Dataset records
-=-=-=-=-

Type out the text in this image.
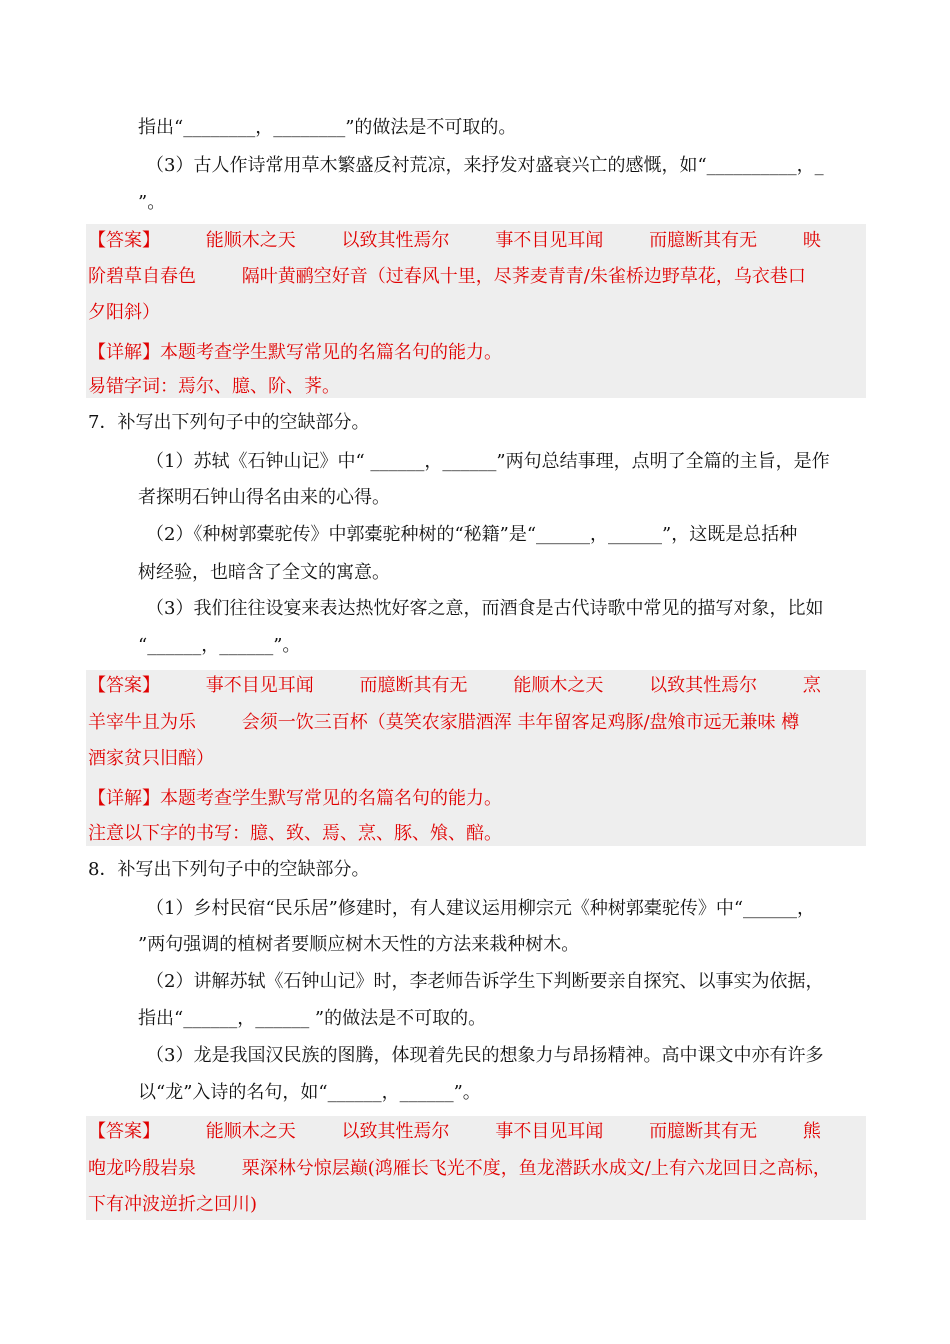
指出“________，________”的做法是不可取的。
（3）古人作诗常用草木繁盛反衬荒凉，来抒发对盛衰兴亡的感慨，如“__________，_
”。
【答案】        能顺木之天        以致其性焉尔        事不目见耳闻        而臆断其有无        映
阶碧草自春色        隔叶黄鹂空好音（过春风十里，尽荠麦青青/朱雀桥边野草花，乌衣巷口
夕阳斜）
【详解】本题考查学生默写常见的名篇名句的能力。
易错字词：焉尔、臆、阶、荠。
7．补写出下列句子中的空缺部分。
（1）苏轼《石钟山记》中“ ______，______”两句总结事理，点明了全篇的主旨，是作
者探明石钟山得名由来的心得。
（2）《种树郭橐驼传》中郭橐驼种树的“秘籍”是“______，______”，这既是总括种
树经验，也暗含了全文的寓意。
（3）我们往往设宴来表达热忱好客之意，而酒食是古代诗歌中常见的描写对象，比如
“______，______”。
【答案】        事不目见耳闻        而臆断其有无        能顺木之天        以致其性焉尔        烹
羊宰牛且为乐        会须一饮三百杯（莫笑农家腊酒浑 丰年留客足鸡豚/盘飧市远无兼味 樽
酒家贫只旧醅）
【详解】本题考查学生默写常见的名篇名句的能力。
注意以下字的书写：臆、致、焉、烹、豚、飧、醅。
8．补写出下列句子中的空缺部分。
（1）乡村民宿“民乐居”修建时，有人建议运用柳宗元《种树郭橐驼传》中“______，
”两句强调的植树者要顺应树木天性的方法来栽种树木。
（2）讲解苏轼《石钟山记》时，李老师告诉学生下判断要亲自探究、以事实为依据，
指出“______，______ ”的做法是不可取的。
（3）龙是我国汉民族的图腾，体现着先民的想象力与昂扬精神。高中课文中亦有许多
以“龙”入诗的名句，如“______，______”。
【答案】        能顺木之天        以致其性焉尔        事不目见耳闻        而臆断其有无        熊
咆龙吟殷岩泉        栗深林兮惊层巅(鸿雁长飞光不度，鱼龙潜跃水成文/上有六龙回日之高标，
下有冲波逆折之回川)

-=-=-=-=-

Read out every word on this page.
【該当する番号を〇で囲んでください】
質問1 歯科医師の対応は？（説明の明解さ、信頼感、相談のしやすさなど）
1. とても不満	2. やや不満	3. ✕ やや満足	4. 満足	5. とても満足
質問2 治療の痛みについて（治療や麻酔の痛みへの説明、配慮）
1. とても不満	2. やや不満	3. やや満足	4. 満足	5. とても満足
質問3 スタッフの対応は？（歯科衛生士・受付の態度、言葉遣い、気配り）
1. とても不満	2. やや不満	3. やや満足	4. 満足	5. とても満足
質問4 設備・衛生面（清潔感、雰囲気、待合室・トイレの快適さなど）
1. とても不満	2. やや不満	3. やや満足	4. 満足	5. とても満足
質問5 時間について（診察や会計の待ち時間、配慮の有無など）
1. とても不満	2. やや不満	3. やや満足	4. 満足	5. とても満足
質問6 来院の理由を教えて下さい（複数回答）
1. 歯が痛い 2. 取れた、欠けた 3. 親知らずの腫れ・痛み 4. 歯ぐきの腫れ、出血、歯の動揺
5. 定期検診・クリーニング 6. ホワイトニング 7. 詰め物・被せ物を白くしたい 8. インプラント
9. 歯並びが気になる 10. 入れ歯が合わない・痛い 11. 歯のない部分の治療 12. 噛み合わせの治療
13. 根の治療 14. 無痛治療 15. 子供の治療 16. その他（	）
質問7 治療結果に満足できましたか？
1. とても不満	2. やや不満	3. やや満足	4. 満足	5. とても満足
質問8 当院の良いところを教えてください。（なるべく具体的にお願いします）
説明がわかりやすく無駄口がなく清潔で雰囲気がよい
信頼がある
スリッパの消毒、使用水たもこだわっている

-=-=-=-=-

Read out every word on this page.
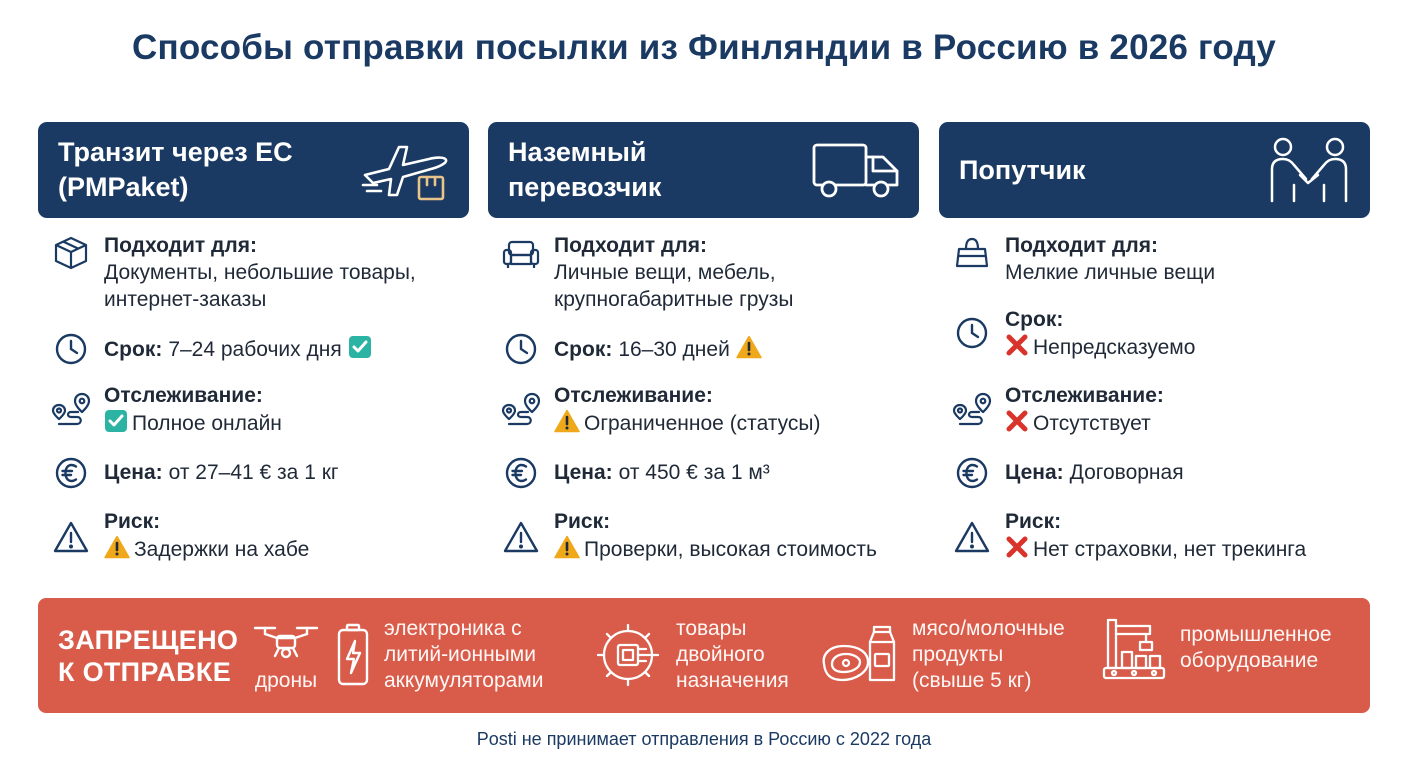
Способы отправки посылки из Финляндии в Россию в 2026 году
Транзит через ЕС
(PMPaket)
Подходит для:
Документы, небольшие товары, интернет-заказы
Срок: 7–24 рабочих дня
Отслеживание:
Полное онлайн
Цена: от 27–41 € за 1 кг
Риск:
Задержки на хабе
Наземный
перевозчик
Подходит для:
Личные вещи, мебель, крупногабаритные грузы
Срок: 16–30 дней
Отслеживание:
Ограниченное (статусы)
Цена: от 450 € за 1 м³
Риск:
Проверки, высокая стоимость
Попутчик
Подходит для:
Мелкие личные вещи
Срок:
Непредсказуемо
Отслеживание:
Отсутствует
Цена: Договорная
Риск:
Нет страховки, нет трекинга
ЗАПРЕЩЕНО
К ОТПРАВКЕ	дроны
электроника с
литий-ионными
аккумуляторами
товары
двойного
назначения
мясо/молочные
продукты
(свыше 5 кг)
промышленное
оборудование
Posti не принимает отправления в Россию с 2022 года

-=-=-=-=-

• **Exercise goal**:
Identify each line in the records above that contains the word "товары", and copy it out in full.

• **Completed exercise**:
Документы, небольшие товары, интернет-заказы
товары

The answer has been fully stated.